__Instructions__:
a) In the text on the varname package, which package does varname rely on to look for the node?
b) Write the next part of the text on the varname package, picking up after its final sentence.

__Exercise text__:
*** Block opens ***
In the above example, we have to skip the frame inside wrapped to get to the right frame x = wrapped() so that we are able to locate x. The arguments frame and ignore of varname allow us to skip some of these intermediate frames. See more details in the README file and the API docs of the package.

Then we need to parse the AST node to locate where the variable is assigned value (function call) to. It’s not always just a simple assignment. Sometimes there could be complex AST nodes, for example, x = [wrapped()]. We need to identify the correct assignment by traversing the AST tree.

How reliable is it?

Once we identify the assignment node, it is reliable.

varname is all depending on executing package to look for the node. The node executing detects is ensured to be the correct one (see also this).

It partially works with environments where other AST magics apply, including pytest, ipython, macropy, birdseye, reticulate with R, etc. Neither executing nor varname is 100% working with those environments.

Do we need a package to do it?

Well, yes and no, again.
*** Block closes ***
__Listed records__:
*** Block opens ***
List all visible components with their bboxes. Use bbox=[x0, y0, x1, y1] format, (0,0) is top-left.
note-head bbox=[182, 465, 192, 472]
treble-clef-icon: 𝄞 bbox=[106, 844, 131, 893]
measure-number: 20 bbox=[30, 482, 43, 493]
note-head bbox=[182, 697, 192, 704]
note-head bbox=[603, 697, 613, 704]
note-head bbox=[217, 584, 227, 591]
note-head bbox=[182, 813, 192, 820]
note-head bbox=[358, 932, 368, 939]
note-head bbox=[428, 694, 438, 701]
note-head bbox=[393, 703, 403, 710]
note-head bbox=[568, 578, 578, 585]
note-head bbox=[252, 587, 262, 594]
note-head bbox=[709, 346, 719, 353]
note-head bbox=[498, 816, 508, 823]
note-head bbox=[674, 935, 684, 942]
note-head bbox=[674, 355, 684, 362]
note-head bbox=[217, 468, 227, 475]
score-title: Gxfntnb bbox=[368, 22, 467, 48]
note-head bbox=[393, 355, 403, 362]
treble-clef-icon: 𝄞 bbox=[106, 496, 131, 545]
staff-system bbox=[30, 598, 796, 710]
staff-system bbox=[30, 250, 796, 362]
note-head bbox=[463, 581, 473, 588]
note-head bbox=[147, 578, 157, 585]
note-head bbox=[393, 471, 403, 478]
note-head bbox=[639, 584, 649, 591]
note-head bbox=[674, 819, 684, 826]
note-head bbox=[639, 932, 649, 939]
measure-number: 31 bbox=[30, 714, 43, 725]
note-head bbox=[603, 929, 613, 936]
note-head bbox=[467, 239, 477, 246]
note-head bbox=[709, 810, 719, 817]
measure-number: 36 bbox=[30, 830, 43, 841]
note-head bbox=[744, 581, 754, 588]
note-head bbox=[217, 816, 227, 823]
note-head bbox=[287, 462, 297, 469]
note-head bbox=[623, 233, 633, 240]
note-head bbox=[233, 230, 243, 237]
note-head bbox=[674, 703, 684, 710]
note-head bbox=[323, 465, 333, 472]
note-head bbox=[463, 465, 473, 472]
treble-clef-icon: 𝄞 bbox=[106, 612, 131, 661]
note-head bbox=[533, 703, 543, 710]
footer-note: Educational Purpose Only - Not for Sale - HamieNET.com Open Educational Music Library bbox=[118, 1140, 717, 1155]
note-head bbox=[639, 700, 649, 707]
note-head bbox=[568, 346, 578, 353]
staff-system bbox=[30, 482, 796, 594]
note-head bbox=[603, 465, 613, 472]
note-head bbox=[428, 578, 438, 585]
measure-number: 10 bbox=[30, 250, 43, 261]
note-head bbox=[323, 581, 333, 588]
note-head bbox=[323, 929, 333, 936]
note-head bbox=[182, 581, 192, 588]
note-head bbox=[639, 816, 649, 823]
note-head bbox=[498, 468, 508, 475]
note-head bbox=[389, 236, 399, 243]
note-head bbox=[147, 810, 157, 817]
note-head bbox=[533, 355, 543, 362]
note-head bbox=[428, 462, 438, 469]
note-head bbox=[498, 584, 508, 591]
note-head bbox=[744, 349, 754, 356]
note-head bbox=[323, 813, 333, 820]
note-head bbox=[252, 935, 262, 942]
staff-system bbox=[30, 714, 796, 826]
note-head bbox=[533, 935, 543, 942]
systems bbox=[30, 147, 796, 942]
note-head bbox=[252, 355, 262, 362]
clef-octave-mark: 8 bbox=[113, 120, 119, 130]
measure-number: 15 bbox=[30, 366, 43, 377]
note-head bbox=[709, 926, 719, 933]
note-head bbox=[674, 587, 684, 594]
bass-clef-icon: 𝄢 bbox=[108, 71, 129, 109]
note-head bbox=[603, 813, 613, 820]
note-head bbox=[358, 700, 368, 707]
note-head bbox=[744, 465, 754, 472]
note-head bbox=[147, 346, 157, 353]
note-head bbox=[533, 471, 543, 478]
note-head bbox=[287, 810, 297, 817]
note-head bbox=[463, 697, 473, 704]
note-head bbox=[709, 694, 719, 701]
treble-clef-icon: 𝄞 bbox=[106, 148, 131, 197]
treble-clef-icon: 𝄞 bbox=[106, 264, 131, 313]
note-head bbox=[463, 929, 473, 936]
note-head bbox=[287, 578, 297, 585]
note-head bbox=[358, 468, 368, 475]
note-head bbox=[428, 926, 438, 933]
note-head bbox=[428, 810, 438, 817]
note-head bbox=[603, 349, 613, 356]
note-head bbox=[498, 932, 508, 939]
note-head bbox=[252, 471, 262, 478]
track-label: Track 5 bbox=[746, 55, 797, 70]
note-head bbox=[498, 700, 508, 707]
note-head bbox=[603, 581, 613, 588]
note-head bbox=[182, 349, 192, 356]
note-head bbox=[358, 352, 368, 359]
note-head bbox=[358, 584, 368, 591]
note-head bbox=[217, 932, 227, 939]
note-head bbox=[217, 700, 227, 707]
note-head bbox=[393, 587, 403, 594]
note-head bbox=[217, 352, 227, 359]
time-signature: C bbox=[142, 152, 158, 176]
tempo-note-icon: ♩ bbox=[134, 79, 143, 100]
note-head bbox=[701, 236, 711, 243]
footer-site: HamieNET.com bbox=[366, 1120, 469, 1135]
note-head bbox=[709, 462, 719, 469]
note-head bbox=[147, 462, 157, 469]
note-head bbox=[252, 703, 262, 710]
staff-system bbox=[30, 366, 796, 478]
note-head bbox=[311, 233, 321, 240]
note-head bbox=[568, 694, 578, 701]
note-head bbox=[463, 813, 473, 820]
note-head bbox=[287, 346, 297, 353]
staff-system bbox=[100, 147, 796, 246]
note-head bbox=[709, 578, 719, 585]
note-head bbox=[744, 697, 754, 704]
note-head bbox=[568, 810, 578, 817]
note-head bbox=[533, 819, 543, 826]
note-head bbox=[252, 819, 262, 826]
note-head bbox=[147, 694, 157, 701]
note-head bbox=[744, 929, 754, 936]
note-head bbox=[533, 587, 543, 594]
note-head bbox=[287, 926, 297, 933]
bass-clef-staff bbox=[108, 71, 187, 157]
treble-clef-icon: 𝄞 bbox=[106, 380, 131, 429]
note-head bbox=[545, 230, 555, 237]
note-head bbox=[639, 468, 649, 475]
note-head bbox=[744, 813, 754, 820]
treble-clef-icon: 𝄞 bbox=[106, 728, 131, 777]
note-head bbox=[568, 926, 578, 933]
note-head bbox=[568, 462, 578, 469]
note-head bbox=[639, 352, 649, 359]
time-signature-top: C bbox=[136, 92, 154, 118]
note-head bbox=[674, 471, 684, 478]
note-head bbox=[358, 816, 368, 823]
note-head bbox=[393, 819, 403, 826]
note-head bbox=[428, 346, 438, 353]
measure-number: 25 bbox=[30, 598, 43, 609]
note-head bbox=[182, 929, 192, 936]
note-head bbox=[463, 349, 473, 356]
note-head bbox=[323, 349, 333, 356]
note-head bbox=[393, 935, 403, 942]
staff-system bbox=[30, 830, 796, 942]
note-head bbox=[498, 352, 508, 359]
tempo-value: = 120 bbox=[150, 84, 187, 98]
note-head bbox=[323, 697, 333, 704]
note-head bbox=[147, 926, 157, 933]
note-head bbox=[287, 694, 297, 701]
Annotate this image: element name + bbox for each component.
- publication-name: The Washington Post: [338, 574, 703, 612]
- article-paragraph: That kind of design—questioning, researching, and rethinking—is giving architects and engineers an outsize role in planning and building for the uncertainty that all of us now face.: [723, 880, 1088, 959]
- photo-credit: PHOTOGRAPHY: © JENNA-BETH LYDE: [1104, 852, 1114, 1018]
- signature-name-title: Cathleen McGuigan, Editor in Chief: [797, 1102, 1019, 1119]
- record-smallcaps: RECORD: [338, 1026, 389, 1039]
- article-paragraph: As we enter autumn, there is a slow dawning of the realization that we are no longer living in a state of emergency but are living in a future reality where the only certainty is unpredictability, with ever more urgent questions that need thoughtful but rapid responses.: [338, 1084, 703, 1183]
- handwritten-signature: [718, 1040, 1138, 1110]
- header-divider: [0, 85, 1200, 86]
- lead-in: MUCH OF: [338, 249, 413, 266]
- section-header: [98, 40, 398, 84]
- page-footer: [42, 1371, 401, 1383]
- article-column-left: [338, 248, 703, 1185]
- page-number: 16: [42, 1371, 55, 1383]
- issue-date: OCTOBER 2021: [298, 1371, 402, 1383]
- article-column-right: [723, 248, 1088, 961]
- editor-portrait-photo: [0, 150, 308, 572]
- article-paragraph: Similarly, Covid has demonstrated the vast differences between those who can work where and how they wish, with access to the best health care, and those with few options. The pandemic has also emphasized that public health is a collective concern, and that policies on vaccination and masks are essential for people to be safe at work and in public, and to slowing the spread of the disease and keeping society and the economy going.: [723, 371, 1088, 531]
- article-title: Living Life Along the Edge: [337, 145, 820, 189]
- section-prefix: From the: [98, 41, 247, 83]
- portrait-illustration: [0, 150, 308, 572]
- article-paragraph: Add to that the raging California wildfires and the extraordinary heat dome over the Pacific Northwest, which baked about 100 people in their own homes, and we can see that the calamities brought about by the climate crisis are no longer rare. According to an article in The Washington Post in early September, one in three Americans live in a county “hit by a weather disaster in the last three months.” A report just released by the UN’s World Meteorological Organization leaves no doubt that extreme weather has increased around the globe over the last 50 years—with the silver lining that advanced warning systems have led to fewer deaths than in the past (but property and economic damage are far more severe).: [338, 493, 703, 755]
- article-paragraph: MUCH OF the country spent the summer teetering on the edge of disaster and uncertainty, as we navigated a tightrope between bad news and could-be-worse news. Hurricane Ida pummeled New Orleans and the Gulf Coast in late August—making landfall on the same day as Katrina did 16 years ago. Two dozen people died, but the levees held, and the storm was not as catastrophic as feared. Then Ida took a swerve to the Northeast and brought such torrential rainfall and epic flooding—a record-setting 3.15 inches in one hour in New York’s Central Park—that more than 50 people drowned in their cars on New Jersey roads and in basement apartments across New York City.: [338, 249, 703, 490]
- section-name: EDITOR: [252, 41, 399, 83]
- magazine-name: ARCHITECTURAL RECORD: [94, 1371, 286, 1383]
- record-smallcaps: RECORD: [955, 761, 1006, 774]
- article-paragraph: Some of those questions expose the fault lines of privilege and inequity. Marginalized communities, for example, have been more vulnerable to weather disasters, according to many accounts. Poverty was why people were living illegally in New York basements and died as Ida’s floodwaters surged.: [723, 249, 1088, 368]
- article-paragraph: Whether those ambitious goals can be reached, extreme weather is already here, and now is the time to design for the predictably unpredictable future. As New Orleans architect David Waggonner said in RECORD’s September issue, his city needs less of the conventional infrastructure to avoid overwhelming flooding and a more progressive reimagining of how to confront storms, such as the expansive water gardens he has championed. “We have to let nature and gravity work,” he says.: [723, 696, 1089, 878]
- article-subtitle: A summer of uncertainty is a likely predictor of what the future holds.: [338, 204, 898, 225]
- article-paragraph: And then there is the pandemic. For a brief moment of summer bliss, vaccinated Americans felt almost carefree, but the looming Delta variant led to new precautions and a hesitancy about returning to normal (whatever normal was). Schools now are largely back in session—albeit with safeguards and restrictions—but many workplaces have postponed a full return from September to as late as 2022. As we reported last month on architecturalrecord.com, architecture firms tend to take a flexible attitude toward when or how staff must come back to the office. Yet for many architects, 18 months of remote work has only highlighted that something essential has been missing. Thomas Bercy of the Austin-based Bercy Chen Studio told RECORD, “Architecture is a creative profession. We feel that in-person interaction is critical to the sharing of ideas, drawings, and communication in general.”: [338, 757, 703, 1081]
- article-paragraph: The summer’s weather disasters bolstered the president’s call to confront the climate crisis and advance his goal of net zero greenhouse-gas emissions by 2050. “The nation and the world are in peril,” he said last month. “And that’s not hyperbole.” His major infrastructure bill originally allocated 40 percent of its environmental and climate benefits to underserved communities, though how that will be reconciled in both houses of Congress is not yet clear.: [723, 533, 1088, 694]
*** Block closes ***
__Numbered answers__:
a) It relies on the executing package.

b)
If your scenario is simple, the code provided by @juan Isaza or @scohe001 probably is enough for you to work with the case where a variable is defined at the direct previous frame and the AST node is a simple assignment. You just need to go one frame back and retrieve the information there.

However, if the scenario becomes complicated, or we need to adopt different application scenarios, you probably need a package like python-varname, to handle them. These scenarios may include to:

  1. present more friendly messages when the source code is not available or AST nodes are not accessible
  2. skip intermediate frames (allows the function to be wrapped or called in other intermediate frames)
  3. automatically ignores calls from built-in functions or libraries. For example: x = str(func())
  4. retrieve multiple variable names on the left-hand side of the assignment
  5. etc.

How about the f-string?

Like the answer provided by @Aivar Paalberg. It’s definitely fast and reliable. However, it’s not at runtime, meaning that you have to know it’s foo before you print the name out. But with varname, you don’t have to know that variable is coming:

from varname import varname

def func():
  return varname()

# In external uses
x = func() # 'x'
y = func() # 'y'

Finally

python-varname is not only able to detect the variable name from an assignment, but also:

  • Retrieve variable names directly, using nameof
  • Detect next immediate attribute name, using will
  • Fetch argument names/sources passed to a function using argname

Read more from its documentation.

However, the final word I want to say is that, try to avoid using it whenever you can.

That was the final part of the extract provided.